• Aim of the exercise: Show every line below where "this" can be found.

[Saved data entries]
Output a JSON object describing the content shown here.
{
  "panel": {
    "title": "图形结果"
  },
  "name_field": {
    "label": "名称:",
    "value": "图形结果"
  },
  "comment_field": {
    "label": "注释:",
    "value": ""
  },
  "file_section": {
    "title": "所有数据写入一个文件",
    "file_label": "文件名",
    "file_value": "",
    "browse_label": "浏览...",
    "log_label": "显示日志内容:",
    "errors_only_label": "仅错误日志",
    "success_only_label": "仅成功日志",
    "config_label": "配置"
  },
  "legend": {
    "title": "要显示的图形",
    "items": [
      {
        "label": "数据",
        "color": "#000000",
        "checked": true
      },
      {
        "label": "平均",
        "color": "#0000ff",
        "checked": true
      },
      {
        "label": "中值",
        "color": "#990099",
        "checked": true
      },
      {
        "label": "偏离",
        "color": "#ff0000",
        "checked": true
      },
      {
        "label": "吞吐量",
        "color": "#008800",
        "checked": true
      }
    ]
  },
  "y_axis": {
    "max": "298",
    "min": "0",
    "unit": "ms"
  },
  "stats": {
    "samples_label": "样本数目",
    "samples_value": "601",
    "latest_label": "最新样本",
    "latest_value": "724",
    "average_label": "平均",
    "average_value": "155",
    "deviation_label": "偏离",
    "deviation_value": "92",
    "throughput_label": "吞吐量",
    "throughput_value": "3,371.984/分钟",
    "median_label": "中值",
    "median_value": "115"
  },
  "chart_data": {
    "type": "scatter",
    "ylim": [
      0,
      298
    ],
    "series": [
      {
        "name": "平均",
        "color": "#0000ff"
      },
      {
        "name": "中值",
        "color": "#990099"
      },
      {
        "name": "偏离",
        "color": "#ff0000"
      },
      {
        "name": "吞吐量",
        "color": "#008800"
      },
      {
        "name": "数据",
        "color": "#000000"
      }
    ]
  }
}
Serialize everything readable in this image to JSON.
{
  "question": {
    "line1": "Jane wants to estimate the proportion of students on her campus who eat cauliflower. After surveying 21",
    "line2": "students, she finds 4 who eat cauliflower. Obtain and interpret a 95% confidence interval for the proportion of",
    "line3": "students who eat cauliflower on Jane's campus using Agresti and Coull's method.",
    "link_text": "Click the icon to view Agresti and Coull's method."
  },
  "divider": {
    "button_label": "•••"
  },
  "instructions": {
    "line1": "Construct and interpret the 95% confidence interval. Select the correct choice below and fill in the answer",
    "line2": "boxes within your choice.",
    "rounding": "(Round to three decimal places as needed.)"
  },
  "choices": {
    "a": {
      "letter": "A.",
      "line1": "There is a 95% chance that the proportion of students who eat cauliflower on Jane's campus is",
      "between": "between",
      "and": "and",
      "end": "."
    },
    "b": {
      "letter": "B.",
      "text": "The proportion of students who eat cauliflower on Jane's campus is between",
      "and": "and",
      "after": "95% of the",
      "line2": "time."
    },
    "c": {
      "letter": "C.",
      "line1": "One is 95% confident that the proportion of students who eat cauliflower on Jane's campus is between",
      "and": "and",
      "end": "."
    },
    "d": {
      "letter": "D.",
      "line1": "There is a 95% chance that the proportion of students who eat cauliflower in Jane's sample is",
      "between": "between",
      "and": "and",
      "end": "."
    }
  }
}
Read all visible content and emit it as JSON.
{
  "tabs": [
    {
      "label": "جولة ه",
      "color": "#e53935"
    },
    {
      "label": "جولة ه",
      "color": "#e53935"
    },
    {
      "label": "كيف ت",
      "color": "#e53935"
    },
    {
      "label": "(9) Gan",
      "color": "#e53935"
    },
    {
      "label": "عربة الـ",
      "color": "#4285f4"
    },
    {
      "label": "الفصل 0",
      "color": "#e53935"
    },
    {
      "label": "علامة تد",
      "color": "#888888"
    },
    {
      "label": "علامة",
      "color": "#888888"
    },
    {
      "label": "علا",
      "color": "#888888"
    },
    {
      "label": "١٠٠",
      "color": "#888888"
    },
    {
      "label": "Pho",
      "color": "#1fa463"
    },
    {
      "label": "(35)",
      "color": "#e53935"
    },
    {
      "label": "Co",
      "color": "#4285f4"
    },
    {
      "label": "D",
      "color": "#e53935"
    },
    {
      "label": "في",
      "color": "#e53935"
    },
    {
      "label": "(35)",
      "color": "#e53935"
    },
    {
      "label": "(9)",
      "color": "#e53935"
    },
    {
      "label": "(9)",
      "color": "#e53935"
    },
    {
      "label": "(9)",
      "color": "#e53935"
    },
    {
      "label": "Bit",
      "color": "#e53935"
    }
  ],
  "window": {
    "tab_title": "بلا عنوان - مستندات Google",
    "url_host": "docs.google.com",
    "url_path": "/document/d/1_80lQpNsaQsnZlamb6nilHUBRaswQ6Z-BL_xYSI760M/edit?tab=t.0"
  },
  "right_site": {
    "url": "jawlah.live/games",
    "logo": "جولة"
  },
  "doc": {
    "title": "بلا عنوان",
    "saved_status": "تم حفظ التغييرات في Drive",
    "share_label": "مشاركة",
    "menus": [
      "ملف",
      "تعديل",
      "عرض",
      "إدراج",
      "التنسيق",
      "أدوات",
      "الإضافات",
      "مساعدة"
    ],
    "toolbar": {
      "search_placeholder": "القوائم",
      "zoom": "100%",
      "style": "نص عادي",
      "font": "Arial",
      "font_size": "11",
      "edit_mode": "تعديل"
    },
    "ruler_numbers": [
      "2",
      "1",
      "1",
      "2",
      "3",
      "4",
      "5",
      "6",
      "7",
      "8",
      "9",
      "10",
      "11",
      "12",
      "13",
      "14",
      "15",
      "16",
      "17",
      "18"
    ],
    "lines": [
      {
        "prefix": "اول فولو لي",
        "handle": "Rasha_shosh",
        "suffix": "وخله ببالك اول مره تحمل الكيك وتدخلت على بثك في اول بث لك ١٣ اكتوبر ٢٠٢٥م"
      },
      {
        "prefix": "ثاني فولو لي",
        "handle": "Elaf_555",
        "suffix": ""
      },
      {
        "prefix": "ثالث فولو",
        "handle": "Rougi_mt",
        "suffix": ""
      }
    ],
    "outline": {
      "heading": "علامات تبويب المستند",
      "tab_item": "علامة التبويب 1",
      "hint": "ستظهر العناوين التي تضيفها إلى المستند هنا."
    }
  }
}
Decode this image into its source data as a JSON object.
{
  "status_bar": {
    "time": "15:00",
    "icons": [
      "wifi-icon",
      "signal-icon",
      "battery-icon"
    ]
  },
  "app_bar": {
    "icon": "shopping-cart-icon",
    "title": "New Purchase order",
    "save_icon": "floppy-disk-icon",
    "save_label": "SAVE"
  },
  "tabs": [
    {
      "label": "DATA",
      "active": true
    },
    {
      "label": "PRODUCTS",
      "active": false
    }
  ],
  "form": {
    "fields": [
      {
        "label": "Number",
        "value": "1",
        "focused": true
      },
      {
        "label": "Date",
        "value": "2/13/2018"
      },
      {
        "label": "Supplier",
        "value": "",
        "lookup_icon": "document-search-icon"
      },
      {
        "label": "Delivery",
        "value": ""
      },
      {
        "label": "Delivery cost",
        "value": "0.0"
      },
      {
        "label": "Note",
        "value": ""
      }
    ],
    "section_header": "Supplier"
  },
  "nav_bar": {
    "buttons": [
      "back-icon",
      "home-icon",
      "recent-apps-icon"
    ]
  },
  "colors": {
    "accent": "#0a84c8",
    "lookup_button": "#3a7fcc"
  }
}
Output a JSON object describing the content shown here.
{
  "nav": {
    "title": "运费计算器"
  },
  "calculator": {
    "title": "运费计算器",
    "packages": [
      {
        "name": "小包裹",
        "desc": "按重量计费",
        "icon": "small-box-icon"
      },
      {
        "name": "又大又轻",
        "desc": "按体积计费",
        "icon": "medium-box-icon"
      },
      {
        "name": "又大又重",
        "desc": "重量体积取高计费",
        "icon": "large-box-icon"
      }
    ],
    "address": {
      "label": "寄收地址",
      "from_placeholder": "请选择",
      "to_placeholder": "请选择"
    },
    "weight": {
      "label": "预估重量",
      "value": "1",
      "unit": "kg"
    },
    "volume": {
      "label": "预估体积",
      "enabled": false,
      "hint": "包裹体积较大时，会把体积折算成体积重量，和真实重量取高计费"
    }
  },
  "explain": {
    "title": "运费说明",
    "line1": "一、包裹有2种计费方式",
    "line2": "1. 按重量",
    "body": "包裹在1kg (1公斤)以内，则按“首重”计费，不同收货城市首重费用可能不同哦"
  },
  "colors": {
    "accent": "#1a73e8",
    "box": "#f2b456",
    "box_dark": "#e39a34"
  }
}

• Exercise answer:
Serialize everything readable in this image to JSON.
Decode this image into its source data as a JSON object.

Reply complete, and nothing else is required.